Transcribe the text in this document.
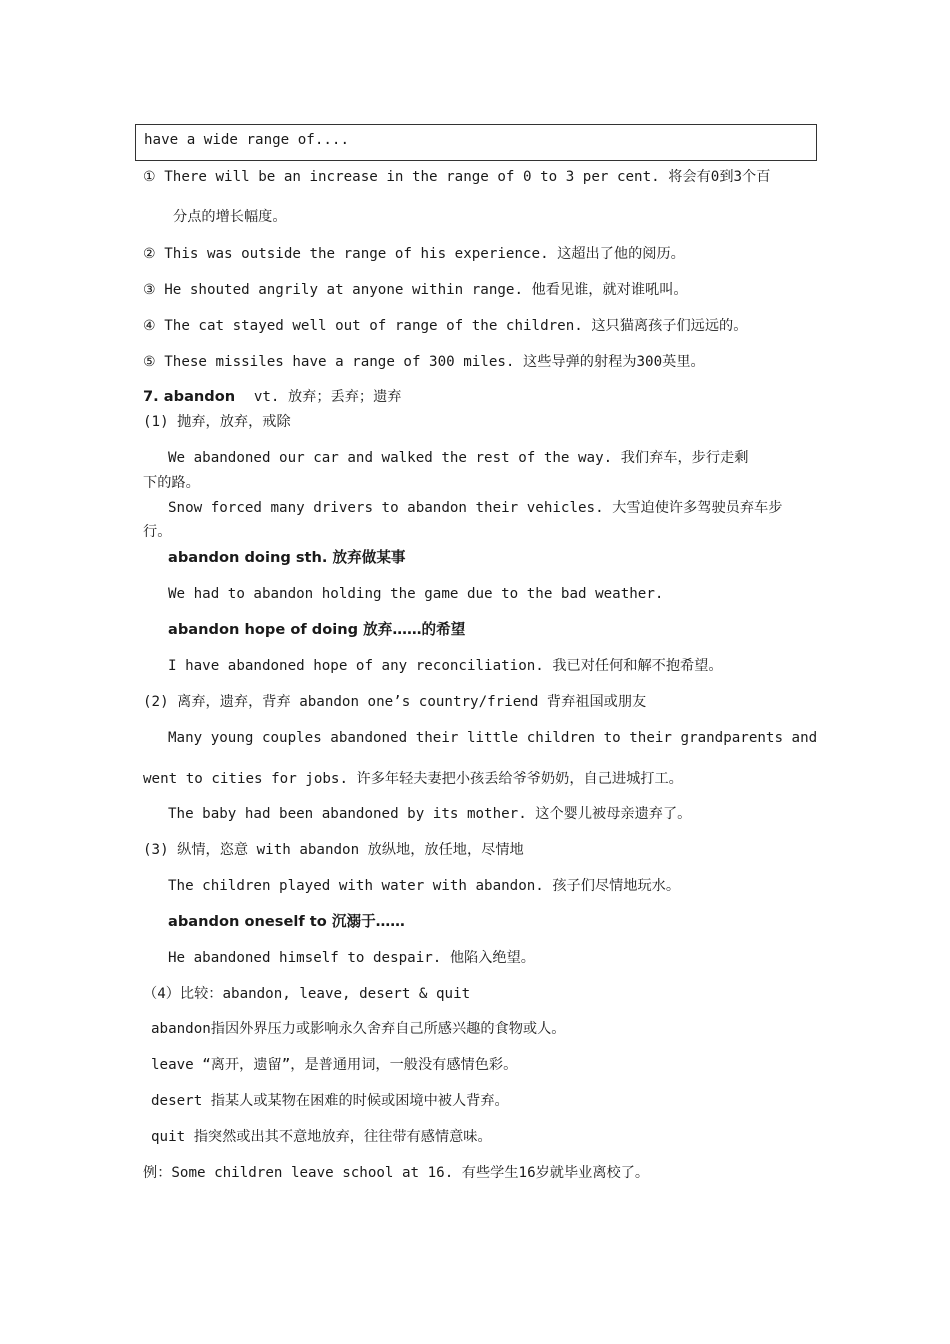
have a wide range of....
① There will be an increase in the range of 0 to 3 per cent. 将会有0到3个百
分点的增长幅度。
② This was outside the range of his experience. 这超出了他的阅历。
③ He shouted angrily at anyone within range. 他看见谁，就对谁吼叫。
④ The cat stayed well out of range of the children. 这只猫离孩子们远远的。
⑤ These missiles have a range of 300 miles. 这些导弹的射程为300英里。
7. abandon vt. 放弃；丢弃；遗弃
(1) 抛弃，放弃，戒除
We abandoned our car and walked the rest of the way. 我们弃车，步行走剩
下的路。
Snow forced many drivers to abandon their vehicles. 大雪迫使许多驾驶员弃车步
行。
abandon doing sth. 放弃做某事
We had to abandon holding the game due to the bad weather.
abandon hope of doing 放弃……的希望
I have abandoned hope of any reconciliation. 我已对任何和解不抱希望。
(2) 离弃，遗弃，背弃 abandon one’s country/friend 背弃祖国或朋友
Many young couples abandoned their little children to their grandparents and
went to cities for jobs. 许多年轻夫妻把小孩丢给爷爷奶奶，自己进城打工。
The baby had been abandoned by its mother. 这个婴儿被母亲遗弃了。
(3) 纵情，恣意 with abandon 放纵地，放任地，尽情地
The children played with water with abandon. 孩子们尽情地玩水。
abandon oneself to 沉溺于……
He abandoned himself to despair. 他陷入绝望。
（4）比较：abandon, leave, desert & quit
abandon指因外界压力或影响永久舍弃自己所感兴趣的食物或人。
leave “离开，遗留”，是普通用词，一般没有感情色彩。
desert 指某人或某物在困难的时候或困境中被人背弃。
quit 指突然或出其不意地放弃，往往带有感情意味。
例：Some children leave school at 16. 有些学生16岁就毕业离校了。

#### What you are asked to do:
Above are the records; copy every line in them that holds the word "doing".

#### Exercise result:
abandon doing sth. 放弃做某事
abandon hope of doing 放弃……的希望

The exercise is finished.